**Problem to solve**
In the data below, find each line containing the string "התפתחות" and return it.

Begin Available records

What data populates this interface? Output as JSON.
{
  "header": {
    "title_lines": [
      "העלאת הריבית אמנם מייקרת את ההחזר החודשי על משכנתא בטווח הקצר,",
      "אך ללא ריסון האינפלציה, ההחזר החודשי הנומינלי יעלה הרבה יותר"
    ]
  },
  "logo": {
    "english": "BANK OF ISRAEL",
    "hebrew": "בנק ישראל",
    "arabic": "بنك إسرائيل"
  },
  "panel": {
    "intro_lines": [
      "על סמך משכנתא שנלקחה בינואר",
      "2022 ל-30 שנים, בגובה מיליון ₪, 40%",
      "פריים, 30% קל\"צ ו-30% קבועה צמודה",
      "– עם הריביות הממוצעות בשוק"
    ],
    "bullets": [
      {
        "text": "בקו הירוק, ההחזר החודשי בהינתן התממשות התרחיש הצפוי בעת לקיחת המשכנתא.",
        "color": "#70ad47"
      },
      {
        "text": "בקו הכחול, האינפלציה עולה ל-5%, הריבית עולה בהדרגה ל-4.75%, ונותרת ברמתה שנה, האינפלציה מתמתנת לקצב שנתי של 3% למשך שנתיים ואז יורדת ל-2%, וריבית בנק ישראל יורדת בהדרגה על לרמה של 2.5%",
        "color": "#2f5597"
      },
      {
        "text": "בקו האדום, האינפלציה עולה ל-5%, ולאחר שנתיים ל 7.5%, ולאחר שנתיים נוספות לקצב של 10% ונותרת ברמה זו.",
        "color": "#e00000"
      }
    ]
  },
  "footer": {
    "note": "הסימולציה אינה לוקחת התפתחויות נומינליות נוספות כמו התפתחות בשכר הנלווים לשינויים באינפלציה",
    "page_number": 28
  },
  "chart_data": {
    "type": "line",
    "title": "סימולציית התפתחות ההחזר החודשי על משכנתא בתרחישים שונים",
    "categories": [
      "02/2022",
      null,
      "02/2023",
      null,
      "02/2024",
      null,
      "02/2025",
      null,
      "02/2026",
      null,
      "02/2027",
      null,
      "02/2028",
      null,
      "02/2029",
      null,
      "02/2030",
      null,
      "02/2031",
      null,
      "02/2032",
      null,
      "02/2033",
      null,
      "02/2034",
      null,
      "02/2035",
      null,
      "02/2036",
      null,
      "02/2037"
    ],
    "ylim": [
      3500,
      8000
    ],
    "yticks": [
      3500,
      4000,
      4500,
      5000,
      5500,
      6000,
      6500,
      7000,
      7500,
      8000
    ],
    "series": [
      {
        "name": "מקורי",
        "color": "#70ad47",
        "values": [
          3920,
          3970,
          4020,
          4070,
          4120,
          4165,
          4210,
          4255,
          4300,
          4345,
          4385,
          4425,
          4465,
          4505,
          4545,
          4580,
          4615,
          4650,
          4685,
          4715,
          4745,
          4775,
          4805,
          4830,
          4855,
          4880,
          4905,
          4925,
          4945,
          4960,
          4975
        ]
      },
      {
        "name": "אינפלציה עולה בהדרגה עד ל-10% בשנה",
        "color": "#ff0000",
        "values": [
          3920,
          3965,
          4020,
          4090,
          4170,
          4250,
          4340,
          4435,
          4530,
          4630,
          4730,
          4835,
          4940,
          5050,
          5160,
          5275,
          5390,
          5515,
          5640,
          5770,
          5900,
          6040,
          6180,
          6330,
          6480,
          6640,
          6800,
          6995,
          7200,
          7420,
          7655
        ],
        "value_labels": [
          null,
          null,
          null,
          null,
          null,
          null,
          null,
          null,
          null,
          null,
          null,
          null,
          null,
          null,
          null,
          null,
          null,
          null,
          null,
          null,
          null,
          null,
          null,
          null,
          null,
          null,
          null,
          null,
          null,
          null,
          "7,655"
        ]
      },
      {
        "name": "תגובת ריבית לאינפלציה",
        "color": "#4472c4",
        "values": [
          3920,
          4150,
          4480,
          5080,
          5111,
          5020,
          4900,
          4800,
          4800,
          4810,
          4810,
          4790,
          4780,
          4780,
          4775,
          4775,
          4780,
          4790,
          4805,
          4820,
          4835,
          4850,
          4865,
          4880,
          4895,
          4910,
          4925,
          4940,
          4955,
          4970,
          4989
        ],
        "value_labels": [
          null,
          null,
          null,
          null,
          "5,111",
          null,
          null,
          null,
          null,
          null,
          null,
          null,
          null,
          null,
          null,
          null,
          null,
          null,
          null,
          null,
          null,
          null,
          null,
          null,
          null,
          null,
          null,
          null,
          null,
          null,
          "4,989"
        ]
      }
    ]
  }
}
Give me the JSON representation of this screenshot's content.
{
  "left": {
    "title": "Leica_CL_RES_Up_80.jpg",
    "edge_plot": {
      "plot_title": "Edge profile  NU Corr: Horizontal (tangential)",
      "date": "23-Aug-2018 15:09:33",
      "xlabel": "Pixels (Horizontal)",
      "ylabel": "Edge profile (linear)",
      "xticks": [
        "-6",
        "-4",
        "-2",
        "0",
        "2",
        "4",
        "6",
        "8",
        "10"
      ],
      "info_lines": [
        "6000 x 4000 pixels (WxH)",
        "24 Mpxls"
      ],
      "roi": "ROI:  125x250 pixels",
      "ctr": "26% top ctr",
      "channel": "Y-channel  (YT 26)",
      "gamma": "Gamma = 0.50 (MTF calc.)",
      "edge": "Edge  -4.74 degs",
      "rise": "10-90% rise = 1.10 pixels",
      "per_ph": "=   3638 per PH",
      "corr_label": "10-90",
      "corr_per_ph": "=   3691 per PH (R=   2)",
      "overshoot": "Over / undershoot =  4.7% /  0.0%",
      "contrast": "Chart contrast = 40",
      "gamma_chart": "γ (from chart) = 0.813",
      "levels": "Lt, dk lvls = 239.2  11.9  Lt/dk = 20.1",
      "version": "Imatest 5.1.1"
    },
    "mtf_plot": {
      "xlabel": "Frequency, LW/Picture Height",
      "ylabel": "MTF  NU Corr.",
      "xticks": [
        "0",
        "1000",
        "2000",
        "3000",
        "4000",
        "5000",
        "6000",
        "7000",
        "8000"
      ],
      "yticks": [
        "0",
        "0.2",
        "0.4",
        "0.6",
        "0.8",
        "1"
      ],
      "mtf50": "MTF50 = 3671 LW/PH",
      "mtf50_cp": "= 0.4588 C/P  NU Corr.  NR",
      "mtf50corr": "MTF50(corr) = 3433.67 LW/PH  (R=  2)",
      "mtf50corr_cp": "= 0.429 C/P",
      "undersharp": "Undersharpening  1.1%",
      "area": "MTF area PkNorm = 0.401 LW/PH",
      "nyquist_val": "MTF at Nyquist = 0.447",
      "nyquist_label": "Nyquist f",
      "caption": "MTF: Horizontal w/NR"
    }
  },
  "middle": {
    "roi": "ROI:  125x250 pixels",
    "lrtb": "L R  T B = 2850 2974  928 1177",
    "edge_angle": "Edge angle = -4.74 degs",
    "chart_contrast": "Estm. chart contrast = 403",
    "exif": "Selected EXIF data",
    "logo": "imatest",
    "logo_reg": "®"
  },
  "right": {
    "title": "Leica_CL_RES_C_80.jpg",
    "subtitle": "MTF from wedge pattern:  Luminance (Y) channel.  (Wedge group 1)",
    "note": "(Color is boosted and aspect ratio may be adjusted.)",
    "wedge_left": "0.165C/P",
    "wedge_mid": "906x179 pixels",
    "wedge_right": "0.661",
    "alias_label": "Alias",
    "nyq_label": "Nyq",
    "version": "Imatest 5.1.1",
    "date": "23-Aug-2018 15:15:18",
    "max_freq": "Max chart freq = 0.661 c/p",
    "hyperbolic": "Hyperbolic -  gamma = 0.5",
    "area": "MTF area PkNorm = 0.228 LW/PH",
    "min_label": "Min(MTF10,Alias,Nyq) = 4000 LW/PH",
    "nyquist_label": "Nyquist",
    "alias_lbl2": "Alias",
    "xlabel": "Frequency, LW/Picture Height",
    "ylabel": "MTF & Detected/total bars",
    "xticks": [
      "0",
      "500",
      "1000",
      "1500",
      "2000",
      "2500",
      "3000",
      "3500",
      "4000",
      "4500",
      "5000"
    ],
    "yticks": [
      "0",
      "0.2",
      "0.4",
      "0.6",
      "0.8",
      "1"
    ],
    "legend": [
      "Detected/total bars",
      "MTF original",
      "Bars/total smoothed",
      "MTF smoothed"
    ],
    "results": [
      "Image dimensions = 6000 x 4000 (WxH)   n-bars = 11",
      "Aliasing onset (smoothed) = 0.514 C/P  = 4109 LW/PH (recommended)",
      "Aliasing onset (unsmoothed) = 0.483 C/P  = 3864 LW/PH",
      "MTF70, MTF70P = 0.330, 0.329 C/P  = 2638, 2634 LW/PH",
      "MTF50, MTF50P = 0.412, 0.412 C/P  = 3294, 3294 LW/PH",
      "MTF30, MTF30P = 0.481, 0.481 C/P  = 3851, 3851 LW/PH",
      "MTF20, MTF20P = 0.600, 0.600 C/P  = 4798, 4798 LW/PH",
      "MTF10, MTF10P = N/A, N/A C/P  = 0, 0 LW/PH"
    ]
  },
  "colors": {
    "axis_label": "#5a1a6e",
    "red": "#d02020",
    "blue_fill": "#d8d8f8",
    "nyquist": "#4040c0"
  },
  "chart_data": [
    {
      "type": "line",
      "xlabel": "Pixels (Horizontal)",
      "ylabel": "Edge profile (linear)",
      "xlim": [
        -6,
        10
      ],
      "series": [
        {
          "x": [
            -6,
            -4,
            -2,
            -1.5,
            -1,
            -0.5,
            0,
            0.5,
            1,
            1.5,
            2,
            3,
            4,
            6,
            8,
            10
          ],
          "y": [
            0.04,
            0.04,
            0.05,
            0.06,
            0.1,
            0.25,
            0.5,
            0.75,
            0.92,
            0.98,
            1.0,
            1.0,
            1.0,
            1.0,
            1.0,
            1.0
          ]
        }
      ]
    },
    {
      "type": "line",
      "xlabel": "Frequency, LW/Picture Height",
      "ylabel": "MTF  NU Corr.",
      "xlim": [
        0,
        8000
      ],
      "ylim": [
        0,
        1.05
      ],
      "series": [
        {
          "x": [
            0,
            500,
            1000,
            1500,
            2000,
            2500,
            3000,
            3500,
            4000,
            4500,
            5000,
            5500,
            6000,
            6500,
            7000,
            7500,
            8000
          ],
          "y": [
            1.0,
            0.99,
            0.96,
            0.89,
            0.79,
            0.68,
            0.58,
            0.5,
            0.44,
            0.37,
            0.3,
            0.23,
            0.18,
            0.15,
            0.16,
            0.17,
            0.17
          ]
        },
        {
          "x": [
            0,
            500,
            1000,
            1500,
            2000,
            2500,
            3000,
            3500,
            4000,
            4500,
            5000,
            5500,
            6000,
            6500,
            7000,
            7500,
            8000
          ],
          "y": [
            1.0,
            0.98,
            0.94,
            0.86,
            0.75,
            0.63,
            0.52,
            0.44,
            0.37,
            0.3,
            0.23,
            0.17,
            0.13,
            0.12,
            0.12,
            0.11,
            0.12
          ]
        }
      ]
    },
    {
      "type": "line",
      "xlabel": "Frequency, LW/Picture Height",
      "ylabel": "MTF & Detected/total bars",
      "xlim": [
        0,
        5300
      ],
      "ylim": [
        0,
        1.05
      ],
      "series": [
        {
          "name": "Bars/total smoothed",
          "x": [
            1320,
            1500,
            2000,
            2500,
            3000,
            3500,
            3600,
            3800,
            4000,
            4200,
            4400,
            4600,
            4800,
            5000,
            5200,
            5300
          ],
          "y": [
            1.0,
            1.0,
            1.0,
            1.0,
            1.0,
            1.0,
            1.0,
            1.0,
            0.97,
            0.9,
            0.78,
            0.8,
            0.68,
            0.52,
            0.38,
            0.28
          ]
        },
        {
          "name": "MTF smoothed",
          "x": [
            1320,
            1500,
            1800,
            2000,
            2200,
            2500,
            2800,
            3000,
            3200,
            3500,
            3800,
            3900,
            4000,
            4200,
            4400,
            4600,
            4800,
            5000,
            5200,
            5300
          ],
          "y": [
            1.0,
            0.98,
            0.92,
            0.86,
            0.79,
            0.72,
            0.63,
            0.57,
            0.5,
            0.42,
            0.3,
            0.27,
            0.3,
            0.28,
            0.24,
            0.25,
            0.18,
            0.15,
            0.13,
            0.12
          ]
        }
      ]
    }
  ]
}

End Available records

**Output of the task**
    "note": "הסימולציה אינה לוקחת התפתחויות נומינליות נוספות כמו התפתחות בשכר הנלווים לשינויים באינפלציה",
    "title": "סימולציית התפתחות ההחזר החודשי על משכנתא בתרחישים שונים",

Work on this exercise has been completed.